Supplied material:
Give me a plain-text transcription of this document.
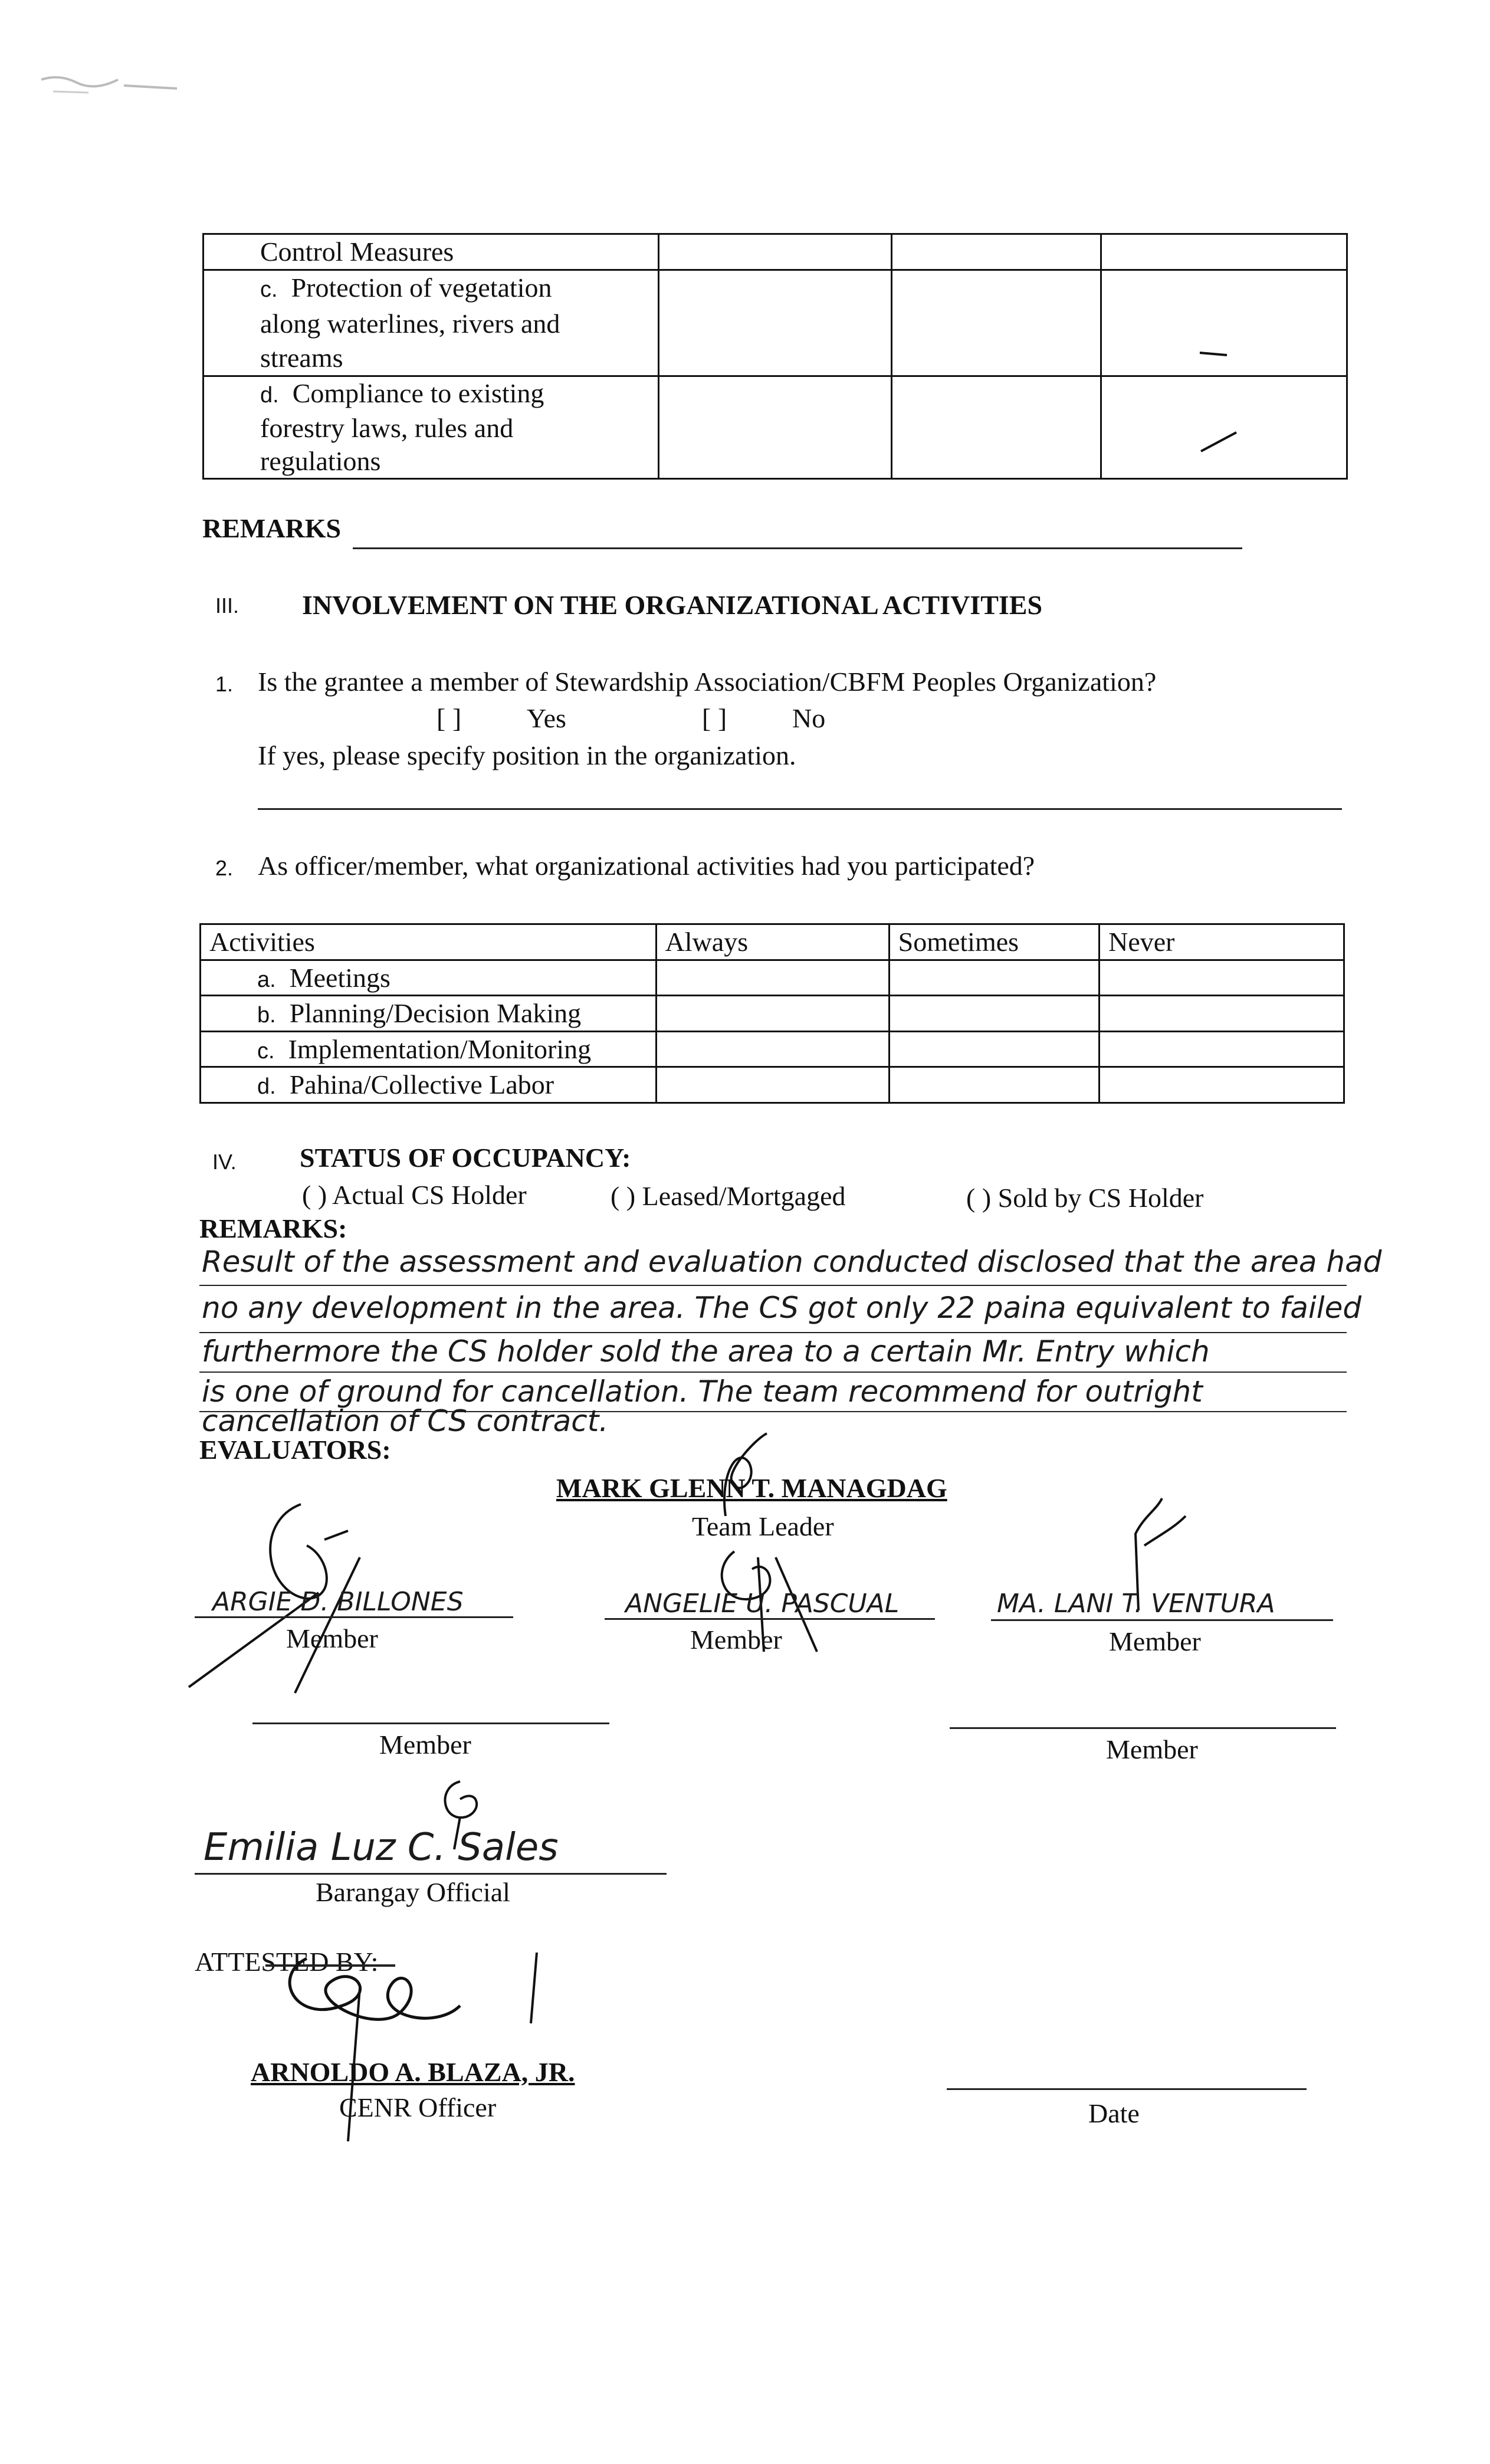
Control Measures			
c. Protection of vegetation
along waterlines, rivers and
streams			
d. Compliance to existing
forestry laws, rules and
regulations			
REMARKS
III. INVOLVEMENT ON THE ORGANIZATIONAL ACTIVITIES
1. Is the grantee a member of Stewardship Association/CBFM Peoples Organization?
[ ] Yes	[ ] No
If yes, please specify position in the organization.
2. As officer/member, what organizational activities had you participated?
Activities	Always	Sometimes	Never
a. Meetings			
b. Planning/Decision Making			
c. Implementation/Monitoring			
d. Pahina/Collective Labor			
IV. STATUS OF OCCUPANCY:
( ) Actual CS Holder	( ) Leased/Mortgaged	( ) Sold by CS Holder
REMARKS:
Result of the assessment and evaluation conducted disclosed that the area had
no any development in the area. The CS got only 22 paina equivalent to failed
furthermore the CS holder sold the area to a certain Mr. Entry which
is one of ground for cancellation. The team recommend for outright
cancellation of CS contract.
EVALUATORS:
MARK GLENN T. MANAGDAG
Team Leader
ARGIE D. BILLONES
Member
ANGELIE U. PASCUAL
Member
MA. LANI T. VENTURA
Member
Member	Member
Emilia Luz C. Sales
Barangay Official
ATTESTED BY:
ARNOLDO A. BLAZA, JR.
CENR Officer	Date
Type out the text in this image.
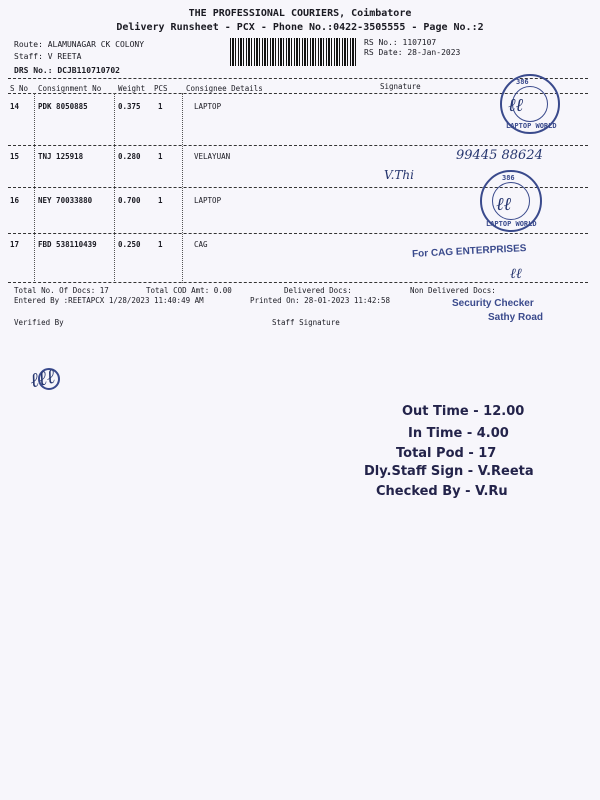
THE PROFESSIONAL COURIERS, Coimbatore
Delivery Runsheet - PCX - Phone No.:0422-3505555 - Page No.:2
Route: ALAMUNAGAR CK COLONY
Staff: V REETA
DRS No.: DCJB110710702
RS No.: 1107107
RS Date: 28-Jan-2023
S No Consignment No Weight PCS Consignee Details	Signature
14	PDK 8050885	0.375 1	LAPTOP
15	TNJ 125918	0.280 1	VELAYUAN
16	NEY 70033880	0.700 1	LAPTOP
17	FBD 538110439	0.250 1	CAG
Total No. Of Docs: 17	Total COD Amt: 0.00	Delivered Docs:	Non Delivered Docs:
Entered By :REETAPCX 1/28/2023 11:40:49 AM	Printed On: 28-01-2023 11:42:58
Verified By	Staff Signature
386
LAPTOP WORLD
386
LAPTOP WORLD
For CAG ENTERPRISES
Security Checker
Sathy Road
ℓℓ
99445 88624
V.Thi
ℓℓ
ℓℓ
ℓℓℓ
Out Time - 12.00
In Time - 4.00
Total Pod - 17
Dly.Staff Sign - V.Reeta
Checked By - V.Ru
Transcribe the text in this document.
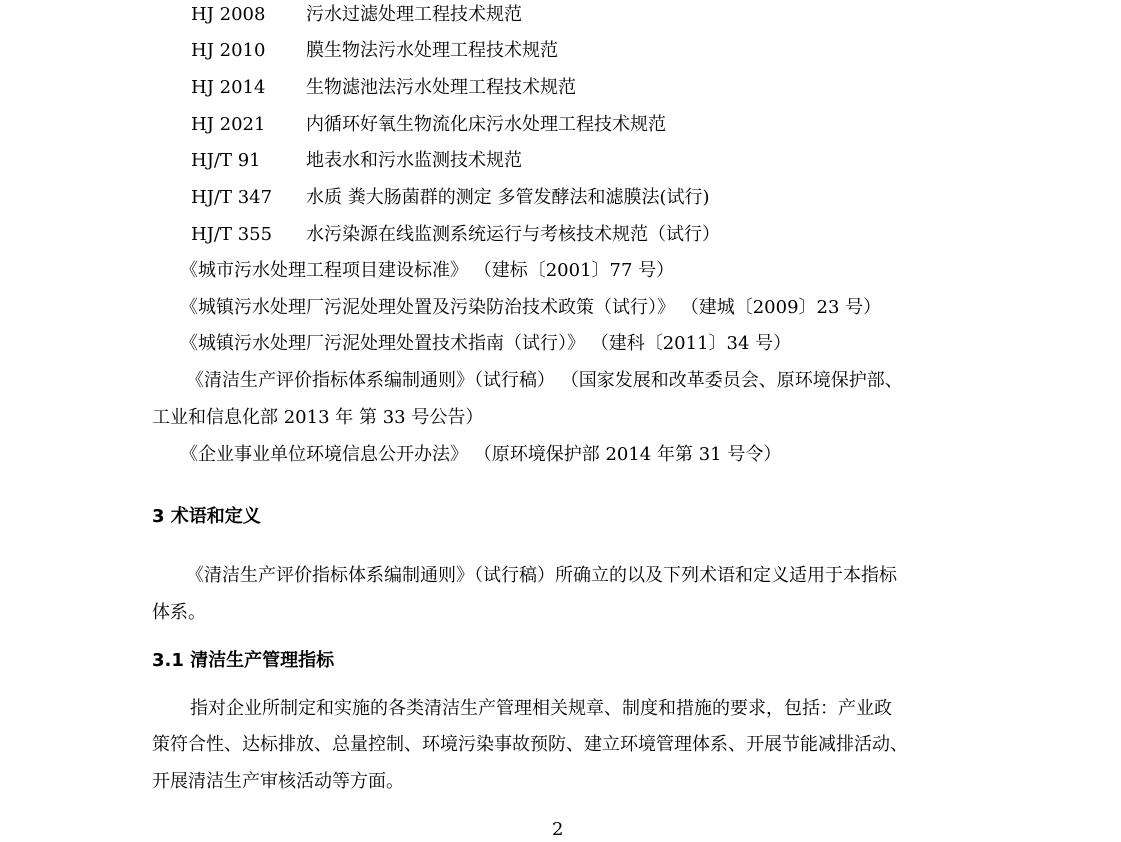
HJ 2008 污水过滤处理工程技术规范
HJ 2010 膜生物法污水处理工程技术规范
HJ 2014 生物滤池法污水处理工程技术规范
HJ 2021 内循环好氧生物流化床污水处理工程技术规范
HJ/T 91	地表水和污水监测技术规范
HJ/T 347 水质 粪大肠菌群的测定 多管发酵法和滤膜法(试行)
HJ/T 355 水污染源在线监测系统运行与考核技术规范（试行）
《城市污水处理工程项目建设标准》 （建标〔2001〕77 号）
《城镇污水处理厂污泥处理处置及污染防治技术政策（试行）》 （建城〔2009〕23 号）
《城镇污水处理厂污泥处理处置技术指南（试行）》 （建科〔2011〕34 号）
《清洁生产评价指标体系编制通则》（试行稿） （国家发展和改革委员会、原环境保护部、
工业和信息化部 2013 年 第 33 号公告）
《企业事业单位环境信息公开办法》 （原环境保护部 2014 年第 31 号令）
3 术语和定义
《清洁生产评价指标体系编制通则》（试行稿）所确立的以及下列术语和定义适用于本指标
体系。
3.1 清洁生产管理指标
指对企业所制定和实施的各类清洁生产管理相关规章、制度和措施的要求，包括：产业政
策符合性、达标排放、总量控制、环境污染事故预防、建立环境管理体系、开展节能减排活动、
开展清洁生产审核活动等方面。
2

Do this: Do not include the images; transcribe the rest of the listing exactly.

Final result:
Give me a plain-text transcription of this document.
Control Measures			
c. Protection of vegetation
along waterlines, rivers and
streams			
d. Compliance to existing
forestry laws, rules and
regulations			
REMARKS
III. INVOLVEMENT ON THE ORGANIZATIONAL ACTIVITIES
1. Is the grantee a member of Stewardship Association/CBFM Peoples Organization?
[ ] Yes	[ ] No
If yes, please specify position in the organization.
2. As officer/member, what organizational activities had you participated?
Activities	Always	Sometimes	Never
a. Meetings			
b. Planning/Decision Making			
c. Implementation/Monitoring			
d. Pahina/Collective Labor			
IV. STATUS OF OCCUPANCY:
( ) Actual CS Holder	( ) Leased/Mortgaged	( ) Sold by CS Holder
REMARKS:
Result of the assessment and evaluation conducted disclosed that the area had
no any development in the area. The CS got only 22 paina equivalent to failed
furthermore the CS holder sold the area to a certain Mr. Entry which
is one of ground for cancellation. The team recommend for outright
cancellation of CS contract.
EVALUATORS:
MARK GLENN T. MANAGDAG
Team Leader
ARGIE D. BILLONES
Member
ANGELIE U. PASCUAL
Member
MA. LANI T. VENTURA
Member
Member	Member
Emilia Luz C. Sales
Barangay Official
ATTESTED BY:
ARNOLDO A. BLAZA, JR.
CENR Officer	Date
Type out the text in this image.
THE PROFESSIONAL COURIERS, Coimbatore
Delivery Runsheet - PCX - Phone No.:0422-3505555 - Page No.:2
Route: ALAMUNAGAR CK COLONY
Staff: V REETA
DRS No.: DCJB110710702
RS No.: 1107107
RS Date: 28-Jan-2023
S No Consignment No Weight PCS Consignee Details	Signature
14	PDK 8050885	0.375 1	LAPTOP
15	TNJ 125918	0.280 1	VELAYUAN
16	NEY 70033880	0.700 1	LAPTOP
17	FBD 538110439	0.250 1	CAG
Total No. Of Docs: 17	Total COD Amt: 0.00	Delivered Docs:	Non Delivered Docs:
Entered By :REETAPCX 1/28/2023 11:40:49 AM	Printed On: 28-01-2023 11:42:58
Verified By	Staff Signature
386
LAPTOP WORLD
386
LAPTOP WORLD
For CAG ENTERPRISES
Security Checker
Sathy Road
ℓℓ
99445 88624
V.Thi
ℓℓ
ℓℓ
ℓℓℓ
Out Time - 12.00
In Time - 4.00
Total Pod - 17
Dly.Staff Sign - V.Reeta
Checked By - V.Ru
Transcribe the text in this document.
HJ 2008 污水过滤处理工程技术规范
HJ 2010 膜生物法污水处理工程技术规范
HJ 2014 生物滤池法污水处理工程技术规范
HJ 2021 内循环好氧生物流化床污水处理工程技术规范
HJ/T 91	地表水和污水监测技术规范
HJ/T 347 水质 粪大肠菌群的测定 多管发酵法和滤膜法(试行)
HJ/T 355 水污染源在线监测系统运行与考核技术规范（试行）
《城市污水处理工程项目建设标准》 （建标〔2001〕77 号）
《城镇污水处理厂污泥处理处置及污染防治技术政策（试行）》 （建城〔2009〕23 号）
《城镇污水处理厂污泥处理处置技术指南（试行）》 （建科〔2011〕34 号）
《清洁生产评价指标体系编制通则》（试行稿） （国家发展和改革委员会、原环境保护部、
工业和信息化部 2013 年 第 33 号公告）
《企业事业单位环境信息公开办法》 （原环境保护部 2014 年第 31 号令）
3 术语和定义
《清洁生产评价指标体系编制通则》（试行稿）所确立的以及下列术语和定义适用于本指标
体系。
3.1 清洁生产管理指标
指对企业所制定和实施的各类清洁生产管理相关规章、制度和措施的要求，包括：产业政
策符合性、达标排放、总量控制、环境污染事故预防、建立环境管理体系、开展节能减排活动、
开展清洁生产审核活动等方面。
2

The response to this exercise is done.